-- Problem --
Format each line of the records as a string in a JSON list, one string per line, with blank lines omitted.

-- Available records --
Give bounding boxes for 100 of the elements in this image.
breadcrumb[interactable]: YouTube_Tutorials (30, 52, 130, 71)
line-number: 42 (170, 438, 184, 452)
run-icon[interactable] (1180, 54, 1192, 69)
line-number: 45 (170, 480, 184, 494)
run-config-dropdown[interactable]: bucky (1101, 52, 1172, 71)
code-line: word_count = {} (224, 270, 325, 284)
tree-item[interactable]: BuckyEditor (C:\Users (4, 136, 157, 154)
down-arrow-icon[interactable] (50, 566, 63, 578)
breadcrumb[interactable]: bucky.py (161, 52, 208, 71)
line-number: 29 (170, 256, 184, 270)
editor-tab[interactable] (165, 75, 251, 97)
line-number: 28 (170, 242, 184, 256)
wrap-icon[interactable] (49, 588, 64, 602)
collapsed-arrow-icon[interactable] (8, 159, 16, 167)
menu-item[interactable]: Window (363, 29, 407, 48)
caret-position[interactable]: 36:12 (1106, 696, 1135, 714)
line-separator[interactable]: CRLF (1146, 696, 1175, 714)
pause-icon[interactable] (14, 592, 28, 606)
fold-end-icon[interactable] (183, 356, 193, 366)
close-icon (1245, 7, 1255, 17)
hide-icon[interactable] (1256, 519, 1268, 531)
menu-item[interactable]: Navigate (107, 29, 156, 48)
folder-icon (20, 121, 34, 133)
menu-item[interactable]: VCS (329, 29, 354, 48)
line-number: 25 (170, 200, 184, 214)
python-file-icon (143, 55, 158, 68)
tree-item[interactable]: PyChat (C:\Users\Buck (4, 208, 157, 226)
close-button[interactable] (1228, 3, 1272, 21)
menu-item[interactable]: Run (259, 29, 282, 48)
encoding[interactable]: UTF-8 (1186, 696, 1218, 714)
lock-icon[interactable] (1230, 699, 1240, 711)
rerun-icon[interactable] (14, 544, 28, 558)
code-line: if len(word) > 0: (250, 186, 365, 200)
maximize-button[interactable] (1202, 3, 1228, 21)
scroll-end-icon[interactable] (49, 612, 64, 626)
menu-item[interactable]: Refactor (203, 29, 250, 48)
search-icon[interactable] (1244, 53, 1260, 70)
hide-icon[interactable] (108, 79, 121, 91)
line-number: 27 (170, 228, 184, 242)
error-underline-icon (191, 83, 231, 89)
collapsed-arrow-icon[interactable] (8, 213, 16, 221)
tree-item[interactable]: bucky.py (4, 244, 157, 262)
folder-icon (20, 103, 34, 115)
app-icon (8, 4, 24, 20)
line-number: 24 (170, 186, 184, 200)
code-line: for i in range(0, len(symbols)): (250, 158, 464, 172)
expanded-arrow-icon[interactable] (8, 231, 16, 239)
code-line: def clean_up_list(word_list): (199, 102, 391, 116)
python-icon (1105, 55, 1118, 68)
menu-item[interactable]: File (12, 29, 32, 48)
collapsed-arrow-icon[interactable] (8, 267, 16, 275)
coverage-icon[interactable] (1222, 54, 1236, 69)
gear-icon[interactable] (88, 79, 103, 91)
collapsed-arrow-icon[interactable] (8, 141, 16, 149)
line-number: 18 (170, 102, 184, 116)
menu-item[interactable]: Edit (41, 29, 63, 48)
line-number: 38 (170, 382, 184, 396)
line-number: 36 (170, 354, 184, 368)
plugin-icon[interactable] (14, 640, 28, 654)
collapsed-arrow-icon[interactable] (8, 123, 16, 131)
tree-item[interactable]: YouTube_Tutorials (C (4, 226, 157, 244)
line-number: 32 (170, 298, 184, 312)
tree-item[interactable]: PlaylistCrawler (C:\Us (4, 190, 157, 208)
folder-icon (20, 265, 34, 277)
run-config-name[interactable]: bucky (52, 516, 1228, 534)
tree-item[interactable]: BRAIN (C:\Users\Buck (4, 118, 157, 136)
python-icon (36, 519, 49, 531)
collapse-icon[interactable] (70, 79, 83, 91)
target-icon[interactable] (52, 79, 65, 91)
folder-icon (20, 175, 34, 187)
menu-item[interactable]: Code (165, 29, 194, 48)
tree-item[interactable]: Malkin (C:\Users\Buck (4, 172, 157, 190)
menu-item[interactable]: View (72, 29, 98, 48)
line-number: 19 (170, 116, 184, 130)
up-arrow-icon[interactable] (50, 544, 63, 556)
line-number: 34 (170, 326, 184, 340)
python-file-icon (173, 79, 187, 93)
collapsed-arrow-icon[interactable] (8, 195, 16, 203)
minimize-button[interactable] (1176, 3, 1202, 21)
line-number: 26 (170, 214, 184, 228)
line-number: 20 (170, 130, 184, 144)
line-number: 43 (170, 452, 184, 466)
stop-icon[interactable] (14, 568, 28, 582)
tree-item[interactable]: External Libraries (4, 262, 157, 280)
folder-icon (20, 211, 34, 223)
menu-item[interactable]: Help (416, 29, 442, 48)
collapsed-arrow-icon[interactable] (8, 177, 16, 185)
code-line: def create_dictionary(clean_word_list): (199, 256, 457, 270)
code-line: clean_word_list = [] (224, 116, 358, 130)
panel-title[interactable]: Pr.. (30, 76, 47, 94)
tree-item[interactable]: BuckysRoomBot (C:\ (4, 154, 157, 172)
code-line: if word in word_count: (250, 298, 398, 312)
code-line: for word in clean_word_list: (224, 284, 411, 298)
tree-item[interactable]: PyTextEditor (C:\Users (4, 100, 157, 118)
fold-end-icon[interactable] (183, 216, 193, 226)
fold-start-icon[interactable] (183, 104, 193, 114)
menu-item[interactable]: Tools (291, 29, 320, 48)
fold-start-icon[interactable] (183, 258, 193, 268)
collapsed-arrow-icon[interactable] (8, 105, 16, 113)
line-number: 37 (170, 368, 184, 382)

-- Answer for this exercise --
[
  "Give bounding boxes for 100 of the elements in this image.",
  "breadcrumb[interactable]: YouTube_Tutorials (30, 52, 130, 71)",
  "line-number: 42 (170, 438, 184, 452)",
  "run-icon[interactable] (1180, 54, 1192, 69)",
  "line-number: 45 (170, 480, 184, 494)",
  "run-config-dropdown[interactable]: bucky (1101, 52, 1172, 71)",
  "code-line: word_count = {} (224, 270, 325, 284)",
  "tree-item[interactable]: BuckyEditor (C:\\Users (4, 136, 157, 154)",
  "down-arrow-icon[interactable] (50, 566, 63, 578)",
  "breadcrumb[interactable]: bucky.py (161, 52, 208, 71)",
  "line-number: 29 (170, 256, 184, 270)",
  "editor-tab[interactable] (165, 75, 251, 97)",
  "line-number: 28 (170, 242, 184, 256)",
  "wrap-icon[interactable] (49, 588, 64, 602)",
  "collapsed-arrow-icon[interactable] (8, 159, 16, 167)",
  "menu-item[interactable]: Window (363, 29, 407, 48)",
  "caret-position[interactable]: 36:12 (1106, 696, 1135, 714)",
  "line-separator[interactable]: CRLF (1146, 696, 1175, 714)",
  "pause-icon[interactable] (14, 592, 28, 606)",
  "fold-end-icon[interactable] (183, 356, 193, 366)",
  "close-icon (1245, 7, 1255, 17)",
  "hide-icon[interactable] (1256, 519, 1268, 531)",
  "menu-item[interactable]: Navigate (107, 29, 156, 48)",
  "folder-icon (20, 121, 34, 133)",
  "menu-item[interactable]: VCS (329, 29, 354, 48)",
  "line-number: 25 (170, 200, 184, 214)",
  "python-file-icon (143, 55, 158, 68)",
  "tree-item[interactable]: PyChat (C:\\Users\\Buck (4, 208, 157, 226)",
  "close-button[interactable] (1228, 3, 1272, 21)",
  "menu-item[interactable]: Run (259, 29, 282, 48)",
  "encoding[interactable]: UTF-8 (1186, 696, 1218, 714)",
  "lock-icon[interactable] (1230, 699, 1240, 711)",
  "rerun-icon[interactable] (14, 544, 28, 558)",
  "code-line: if len(word) > 0: (250, 186, 365, 200)",
  "maximize-button[interactable] (1202, 3, 1228, 21)",
  "scroll-end-icon[interactable] (49, 612, 64, 626)",
  "menu-item[interactable]: Refactor (203, 29, 250, 48)",
  "search-icon[interactable] (1244, 53, 1260, 70)",
  "hide-icon[interactable] (108, 79, 121, 91)",
  "line-number: 27 (170, 228, 184, 242)",
  "error-underline-icon (191, 83, 231, 89)",
  "collapsed-arrow-icon[interactable] (8, 213, 16, 221)",
  "tree-item[interactable]: bucky.py (4, 244, 157, 262)",
  "folder-icon (20, 103, 34, 115)",
  "app-icon (8, 4, 24, 20)",
  "line-number: 24 (170, 186, 184, 200)",
  "code-line: for i in range(0, len(symbols)): (250, 158, 464, 172)",
  "expanded-arrow-icon[interactable] (8, 231, 16, 239)",
  "code-line: def clean_up_list(word_list): (199, 102, 391, 116)",
  "python-icon (1105, 55, 1118, 68)",
  "menu-item[interactable]: File (12, 29, 32, 48)",
  "collapsed-arrow-icon[interactable] (8, 267, 16, 275)",
  "coverage-icon[interactable] (1222, 54, 1236, 69)",
  "gear-icon[interactable] (88, 79, 103, 91)",
  "collapsed-arrow-icon[interactable] (8, 141, 16, 149)",
  "line-number: 18 (170, 102, 184, 116)",
  "menu-item[interactable]: Edit (41, 29, 63, 48)",
  "line-number: 38 (170, 382, 184, 396)",
  "line-number: 36 (170, 354, 184, 368)",
  "plugin-icon[interactable] (14, 640, 28, 654)",
  "collapsed-arrow-icon[interactable] (8, 123, 16, 131)",
  "tree-item[interactable]: YouTube_Tutorials (C (4, 226, 157, 244)",
  "line-number: 32 (170, 298, 184, 312)",
  "tree-item[interactable]: PlaylistCrawler (C:\\Us (4, 190, 157, 208)",
  "folder-icon (20, 265, 34, 277)",
  "run-config-name[interactable]: bucky (52, 516, 1228, 534)",
  "tree-item[interactable]: BRAIN (C:\\Users\\Buck (4, 118, 157, 136)",
  "python-icon (36, 519, 49, 531)",
  "collapse-icon[interactable] (70, 79, 83, 91)",
  "target-icon[interactable] (52, 79, 65, 91)",
  "folder-icon (20, 175, 34, 187)",
  "menu-item[interactable]: Code (165, 29, 194, 48)",
  "tree-item[interactable]: Malkin (C:\\Users\\Buck (4, 172, 157, 190)",
  "menu-item[interactable]: View (72, 29, 98, 48)",
  "line-number: 19 (170, 116, 184, 130)",
  "up-arrow-icon[interactable] (50, 544, 63, 556)",
  "line-number: 34 (170, 326, 184, 340)",
  "python-file-icon (173, 79, 187, 93)",
  "collapsed-arrow-icon[interactable] (8, 195, 16, 203)",
  "minimize-button[interactable] (1176, 3, 1202, 21)",
  "line-number: 26 (170, 214, 184, 228)",
  "line-number: 20 (170, 130, 184, 144)",
  "line-number: 43 (170, 452, 184, 466)",
  "stop-icon[interactable] (14, 568, 28, 582)",
  "tree-item[interactable]: External Libraries (4, 262, 157, 280)",
  "folder-icon (20, 211, 34, 223)",
  "menu-item[interactable]: Help (416, 29, 442, 48)",
  "collapsed-arrow-icon[interactable] (8, 177, 16, 185)",
  "code-line: def create_dictionary(clean_word_list): (199, 256, 457, 270)",
  "code-line: clean_word_list = [] (224, 116, 358, 130)",
  "panel-title[interactable]: Pr.. (30, 76, 47, 94)",
  "tree-item[interactable]: BuckysRoomBot (C:\\ (4, 154, 157, 172)",
  "code-line: if word in word_count: (250, 298, 398, 312)",
  "code-line: for word in clean_word_list: (224, 284, 411, 298)",
  "tree-item[interactable]: PyTextEditor (C:\\Users (4, 100, 157, 118)",
  "fold-end-icon[interactable] (183, 216, 193, 226)",
  "fold-start-icon[interactable] (183, 104, 193, 114)",
  "menu-item[interactable]: Tools (291, 29, 320, 48)",
  "fold-start-icon[interactable] (183, 258, 193, 268)",
  "collapsed-arrow-icon[interactable] (8, 105, 16, 113)",
  "line-number: 37 (170, 368, 184, 382)"
]